[BEGIN EXTRACTED MATERIAL]

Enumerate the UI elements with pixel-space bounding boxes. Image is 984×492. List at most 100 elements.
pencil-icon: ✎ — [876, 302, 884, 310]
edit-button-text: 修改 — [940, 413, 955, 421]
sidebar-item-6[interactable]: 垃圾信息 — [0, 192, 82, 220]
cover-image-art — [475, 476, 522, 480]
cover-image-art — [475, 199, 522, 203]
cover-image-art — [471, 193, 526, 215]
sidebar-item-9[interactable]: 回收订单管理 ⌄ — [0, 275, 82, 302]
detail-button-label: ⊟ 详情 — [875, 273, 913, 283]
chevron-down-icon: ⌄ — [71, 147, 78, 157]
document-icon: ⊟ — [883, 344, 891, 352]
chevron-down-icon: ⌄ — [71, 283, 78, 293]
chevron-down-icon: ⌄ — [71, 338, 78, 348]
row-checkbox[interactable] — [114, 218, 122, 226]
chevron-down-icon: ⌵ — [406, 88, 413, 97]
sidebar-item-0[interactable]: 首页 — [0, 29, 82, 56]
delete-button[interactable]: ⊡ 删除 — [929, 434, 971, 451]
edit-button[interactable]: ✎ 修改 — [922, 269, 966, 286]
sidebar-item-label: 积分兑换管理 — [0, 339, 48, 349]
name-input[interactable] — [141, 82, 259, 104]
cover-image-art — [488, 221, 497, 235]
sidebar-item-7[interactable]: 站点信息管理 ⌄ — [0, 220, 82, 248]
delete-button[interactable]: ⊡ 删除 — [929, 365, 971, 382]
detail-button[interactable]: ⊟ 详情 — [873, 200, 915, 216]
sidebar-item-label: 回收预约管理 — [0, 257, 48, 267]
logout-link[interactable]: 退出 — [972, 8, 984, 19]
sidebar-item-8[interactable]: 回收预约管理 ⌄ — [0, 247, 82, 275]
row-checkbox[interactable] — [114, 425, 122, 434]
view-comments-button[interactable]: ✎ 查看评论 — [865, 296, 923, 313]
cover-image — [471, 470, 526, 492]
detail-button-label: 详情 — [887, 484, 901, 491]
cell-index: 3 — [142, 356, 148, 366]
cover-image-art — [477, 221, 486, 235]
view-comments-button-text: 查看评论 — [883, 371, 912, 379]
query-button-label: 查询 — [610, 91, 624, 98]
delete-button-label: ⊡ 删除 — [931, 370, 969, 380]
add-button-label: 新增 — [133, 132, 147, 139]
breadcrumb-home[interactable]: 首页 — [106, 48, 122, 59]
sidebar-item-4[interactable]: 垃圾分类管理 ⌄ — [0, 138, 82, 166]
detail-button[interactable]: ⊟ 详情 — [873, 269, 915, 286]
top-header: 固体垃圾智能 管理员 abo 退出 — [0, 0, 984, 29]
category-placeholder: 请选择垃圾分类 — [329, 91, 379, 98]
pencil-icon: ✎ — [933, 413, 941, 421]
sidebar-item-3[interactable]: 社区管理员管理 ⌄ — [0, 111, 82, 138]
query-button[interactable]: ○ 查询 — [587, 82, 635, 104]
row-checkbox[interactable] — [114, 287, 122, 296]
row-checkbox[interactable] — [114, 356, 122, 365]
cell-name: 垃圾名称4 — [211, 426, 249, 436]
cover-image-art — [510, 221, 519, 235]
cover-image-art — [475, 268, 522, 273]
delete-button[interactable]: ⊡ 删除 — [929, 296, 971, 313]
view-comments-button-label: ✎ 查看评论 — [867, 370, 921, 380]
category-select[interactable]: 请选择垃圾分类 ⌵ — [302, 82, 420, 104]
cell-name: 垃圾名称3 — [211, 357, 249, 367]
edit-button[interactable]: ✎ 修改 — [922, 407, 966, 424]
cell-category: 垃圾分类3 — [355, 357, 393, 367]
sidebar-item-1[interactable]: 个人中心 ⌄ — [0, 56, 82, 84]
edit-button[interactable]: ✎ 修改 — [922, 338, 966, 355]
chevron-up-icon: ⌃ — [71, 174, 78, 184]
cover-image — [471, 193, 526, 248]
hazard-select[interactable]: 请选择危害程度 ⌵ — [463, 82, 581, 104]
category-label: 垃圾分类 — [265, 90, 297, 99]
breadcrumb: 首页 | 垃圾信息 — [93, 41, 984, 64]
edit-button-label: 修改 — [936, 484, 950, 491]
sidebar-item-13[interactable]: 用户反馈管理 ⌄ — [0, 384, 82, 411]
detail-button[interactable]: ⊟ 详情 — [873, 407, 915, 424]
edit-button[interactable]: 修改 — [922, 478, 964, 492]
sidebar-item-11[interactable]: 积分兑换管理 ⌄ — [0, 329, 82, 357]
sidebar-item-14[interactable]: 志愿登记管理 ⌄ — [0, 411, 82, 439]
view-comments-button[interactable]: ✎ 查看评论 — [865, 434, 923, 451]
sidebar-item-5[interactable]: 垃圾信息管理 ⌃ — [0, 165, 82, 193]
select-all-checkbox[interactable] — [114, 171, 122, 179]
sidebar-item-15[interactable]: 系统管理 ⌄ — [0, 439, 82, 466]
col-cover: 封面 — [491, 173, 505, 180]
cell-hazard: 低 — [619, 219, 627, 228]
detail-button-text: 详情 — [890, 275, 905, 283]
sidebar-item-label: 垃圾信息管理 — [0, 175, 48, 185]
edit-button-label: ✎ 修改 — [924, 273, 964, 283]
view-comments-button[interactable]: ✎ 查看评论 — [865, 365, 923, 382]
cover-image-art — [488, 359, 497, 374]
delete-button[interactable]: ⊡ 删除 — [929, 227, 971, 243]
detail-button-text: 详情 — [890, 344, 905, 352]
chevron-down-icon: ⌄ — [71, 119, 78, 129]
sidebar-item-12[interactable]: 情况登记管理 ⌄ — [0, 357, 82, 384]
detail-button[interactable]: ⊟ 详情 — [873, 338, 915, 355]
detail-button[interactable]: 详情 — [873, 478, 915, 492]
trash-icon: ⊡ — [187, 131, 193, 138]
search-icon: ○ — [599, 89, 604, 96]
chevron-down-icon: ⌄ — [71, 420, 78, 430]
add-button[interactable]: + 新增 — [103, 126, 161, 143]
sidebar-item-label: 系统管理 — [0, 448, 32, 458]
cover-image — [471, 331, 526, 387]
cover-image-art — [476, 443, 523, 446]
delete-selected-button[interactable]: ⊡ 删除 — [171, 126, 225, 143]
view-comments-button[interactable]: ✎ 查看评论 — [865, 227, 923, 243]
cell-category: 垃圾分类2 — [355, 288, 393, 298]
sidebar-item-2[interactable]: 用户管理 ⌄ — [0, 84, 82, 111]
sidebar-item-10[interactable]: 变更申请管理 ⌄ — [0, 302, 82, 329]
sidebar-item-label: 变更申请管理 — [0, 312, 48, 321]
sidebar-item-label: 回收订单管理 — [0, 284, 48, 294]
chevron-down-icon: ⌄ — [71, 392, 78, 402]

[END EXTRACTED MATERIAL]

EXERCISE DIRECTIONS: Reproduce every line of the entries above word for word.

THE RESULT:
Enumerate the UI elements with pixel-space bounding boxes. Image is 984×492. List at most 100 elements.
pencil-icon: ✎ — [876, 302, 884, 310]
edit-button-text: 修改 — [940, 413, 955, 421]
sidebar-item-6[interactable]: 垃圾信息 — [0, 192, 82, 220]
cover-image-art — [475, 476, 522, 480]
cover-image-art — [475, 199, 522, 203]
cover-image-art — [471, 193, 526, 215]
sidebar-item-9[interactable]: 回收订单管理 ⌄ — [0, 275, 82, 302]
detail-button-label: ⊟ 详情 — [875, 273, 913, 283]
chevron-down-icon: ⌄ — [71, 147, 78, 157]
document-icon: ⊟ — [883, 344, 891, 352]
chevron-down-icon: ⌄ — [71, 283, 78, 293]
chevron-down-icon: ⌄ — [71, 338, 78, 348]
row-checkbox[interactable] — [114, 218, 122, 226]
chevron-down-icon: ⌵ — [406, 88, 413, 97]
sidebar-item-0[interactable]: 首页 — [0, 29, 82, 56]
delete-button[interactable]: ⊡ 删除 — [929, 434, 971, 451]
edit-button[interactable]: ✎ 修改 — [922, 269, 966, 286]
sidebar-item-label: 积分兑换管理 — [0, 339, 48, 349]
name-input[interactable] — [141, 82, 259, 104]
cover-image-art — [488, 221, 497, 235]
sidebar-item-7[interactable]: 站点信息管理 ⌄ — [0, 220, 82, 248]
delete-button[interactable]: ⊡ 删除 — [929, 365, 971, 382]
detail-button[interactable]: ⊟ 详情 — [873, 200, 915, 216]
sidebar-item-label: 回收预约管理 — [0, 257, 48, 267]
logout-link[interactable]: 退出 — [972, 8, 984, 19]
sidebar-item-8[interactable]: 回收预约管理 ⌄ — [0, 247, 82, 275]
row-checkbox[interactable] — [114, 425, 122, 434]
view-comments-button[interactable]: ✎ 查看评论 — [865, 296, 923, 313]
cover-image — [471, 470, 526, 492]
detail-button-label: 详情 — [887, 484, 901, 491]
cell-index: 3 — [142, 356, 148, 366]
cover-image-art — [477, 221, 486, 235]
view-comments-button-text: 查看评论 — [883, 371, 912, 379]
query-button-label: 查询 — [610, 91, 624, 98]
delete-button-label: ⊡ 删除 — [931, 370, 969, 380]
add-button-label: 新增 — [133, 132, 147, 139]
breadcrumb-home[interactable]: 首页 — [106, 48, 122, 59]
sidebar-item-4[interactable]: 垃圾分类管理 ⌄ — [0, 138, 82, 166]
detail-button[interactable]: ⊟ 详情 — [873, 269, 915, 286]
top-header: 固体垃圾智能 管理员 abo 退出 — [0, 0, 984, 29]
category-placeholder: 请选择垃圾分类 — [329, 91, 379, 98]
pencil-icon: ✎ — [933, 413, 941, 421]
sidebar-item-3[interactable]: 社区管理员管理 ⌄ — [0, 111, 82, 138]
query-button[interactable]: ○ 查询 — [587, 82, 635, 104]
row-checkbox[interactable] — [114, 287, 122, 296]
row-checkbox[interactable] — [114, 356, 122, 365]
cell-name: 垃圾名称4 — [211, 426, 249, 436]
cover-image-art — [510, 221, 519, 235]
cover-image-art — [475, 268, 522, 273]
delete-button[interactable]: ⊡ 删除 — [929, 296, 971, 313]
view-comments-button-label: ✎ 查看评论 — [867, 370, 921, 380]
category-select[interactable]: 请选择垃圾分类 ⌵ — [302, 82, 420, 104]
cell-name: 垃圾名称3 — [211, 357, 249, 367]
edit-button[interactable]: ✎ 修改 — [922, 407, 966, 424]
cell-category: 垃圾分类3 — [355, 357, 393, 367]
sidebar-item-1[interactable]: 个人中心 ⌄ — [0, 56, 82, 84]
edit-button[interactable]: ✎ 修改 — [922, 338, 966, 355]
chevron-up-icon: ⌃ — [71, 174, 78, 184]
cover-image — [471, 193, 526, 248]
hazard-select[interactable]: 请选择危害程度 ⌵ — [463, 82, 581, 104]
category-label: 垃圾分类 — [265, 90, 297, 99]
breadcrumb: 首页 | 垃圾信息 — [93, 41, 984, 64]
edit-button-label: 修改 — [936, 484, 950, 491]
sidebar-item-13[interactable]: 用户反馈管理 ⌄ — [0, 384, 82, 411]
detail-button[interactable]: ⊟ 详情 — [873, 407, 915, 424]
edit-button[interactable]: 修改 — [922, 478, 964, 492]
sidebar-item-11[interactable]: 积分兑换管理 ⌄ — [0, 329, 82, 357]
sidebar-item-14[interactable]: 志愿登记管理 ⌄ — [0, 411, 82, 439]
view-comments-button[interactable]: ✎ 查看评论 — [865, 434, 923, 451]
sidebar-item-5[interactable]: 垃圾信息管理 ⌃ — [0, 165, 82, 193]
select-all-checkbox[interactable] — [114, 171, 122, 179]
sidebar-item-15[interactable]: 系统管理 ⌄ — [0, 439, 82, 466]
col-cover: 封面 — [491, 173, 505, 180]
cell-hazard: 低 — [619, 219, 627, 228]
detail-button-text: 详情 — [890, 275, 905, 283]
sidebar-item-label: 垃圾信息管理 — [0, 175, 48, 185]
edit-button-label: ✎ 修改 — [924, 273, 964, 283]
view-comments-button[interactable]: ✎ 查看评论 — [865, 365, 923, 382]
cover-image-art — [488, 359, 497, 374]
delete-button[interactable]: ⊡ 删除 — [929, 227, 971, 243]
detail-button-text: 详情 — [890, 344, 905, 352]
chevron-down-icon: ⌄ — [71, 119, 78, 129]
sidebar-item-12[interactable]: 情况登记管理 ⌄ — [0, 357, 82, 384]
detail-button[interactable]: ⊟ 详情 — [873, 338, 915, 355]
detail-button[interactable]: 详情 — [873, 478, 915, 492]
trash-icon: ⊡ — [187, 131, 193, 138]
search-icon: ○ — [599, 89, 604, 96]
chevron-down-icon: ⌄ — [71, 420, 78, 430]
add-button[interactable]: + 新增 — [103, 126, 161, 143]
sidebar-item-label: 系统管理 — [0, 448, 32, 458]
cover-image — [471, 331, 526, 387]
cover-image-art — [476, 443, 523, 446]
delete-selected-button[interactable]: ⊡ 删除 — [171, 126, 225, 143]
view-comments-button[interactable]: ✎ 查看评论 — [865, 227, 923, 243]
cell-category: 垃圾分类2 — [355, 288, 393, 298]
sidebar-item-2[interactable]: 用户管理 ⌄ — [0, 84, 82, 111]
sidebar-item-10[interactable]: 变更申请管理 ⌄ — [0, 302, 82, 329]
sidebar-item-label: 变更申请管理 — [0, 312, 48, 321]
sidebar-item-label: 回收订单管理 — [0, 284, 48, 294]
chevron-down-icon: ⌄ — [71, 392, 78, 402]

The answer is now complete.